*BRIEF*
Reproduce the full listing that appears beneath this instruction exactly.
━━ PROVIDED INFORMATION
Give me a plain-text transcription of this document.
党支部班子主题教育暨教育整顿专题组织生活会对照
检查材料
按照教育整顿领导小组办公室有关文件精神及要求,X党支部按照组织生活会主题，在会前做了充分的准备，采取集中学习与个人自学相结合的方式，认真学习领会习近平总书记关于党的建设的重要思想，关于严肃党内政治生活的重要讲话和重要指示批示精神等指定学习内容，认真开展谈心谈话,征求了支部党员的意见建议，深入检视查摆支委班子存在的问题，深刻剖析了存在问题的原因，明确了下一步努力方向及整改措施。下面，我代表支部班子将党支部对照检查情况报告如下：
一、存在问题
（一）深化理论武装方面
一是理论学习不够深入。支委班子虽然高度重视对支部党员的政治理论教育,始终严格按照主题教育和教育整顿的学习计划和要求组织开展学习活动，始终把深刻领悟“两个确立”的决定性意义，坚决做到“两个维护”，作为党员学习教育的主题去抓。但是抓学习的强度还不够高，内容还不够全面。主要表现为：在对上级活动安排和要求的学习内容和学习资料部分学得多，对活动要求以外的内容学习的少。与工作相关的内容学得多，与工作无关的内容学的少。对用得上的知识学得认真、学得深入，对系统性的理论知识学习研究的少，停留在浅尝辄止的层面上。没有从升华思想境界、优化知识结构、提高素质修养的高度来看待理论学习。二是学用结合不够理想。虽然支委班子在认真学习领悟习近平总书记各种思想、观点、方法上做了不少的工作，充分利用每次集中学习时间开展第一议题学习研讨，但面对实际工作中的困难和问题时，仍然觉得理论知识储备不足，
━━━━
*EXERCISE RESPONSE*
Give me a plain-text transcription of this document.
党支部班子主题教育暨教育整顿专题组织生活会对照
检查材料
按照教育整顿领导小组办公室有关文件精神及要求,X党支部按照组织生活会主题，在会前做了充分的准备，采取集中学习与个人自学相结合的方式，认真学习领会习近平总书记关于党的建设的重要思想，关于严肃党内政治生活的重要讲话和重要指示批示精神等指定学习内容，认真开展谈心谈话,征求了支部党员的意见建议，深入检视查摆支委班子存在的问题，深刻剖析了存在问题的原因，明确了下一步努力方向及整改措施。下面，我代表支部班子将党支部对照检查情况报告如下：
一、存在问题
（一）深化理论武装方面
一是理论学习不够深入。支委班子虽然高度重视对支部党员的政治理论教育,始终严格按照主题教育和教育整顿的学习计划和要求组织开展学习活动，始终把深刻领悟“两个确立”的决定性意义，坚决做到“两个维护”，作为党员学习教育的主题去抓。但是抓学习的强度还不够高，内容还不够全面。主要表现为：在对上级活动安排和要求的学习内容和学习资料部分学得多，对活动要求以外的内容学习的少。与工作相关的内容学得多，与工作无关的内容学的少。对用得上的知识学得认真、学得深入，对系统性的理论知识学习研究的少，停留在浅尝辄止的层面上。没有从升华思想境界、优化知识结构、提高素质修养的高度来看待理论学习。二是学用结合不够理想。虽然支委班子在认真学习领悟习近平总书记各种思想、观点、方法上做了不少的工作，充分利用每次集中学习时间开展第一议题学习研讨，但面对实际工作中的困难和问题时，仍然觉得理论知识储备不足，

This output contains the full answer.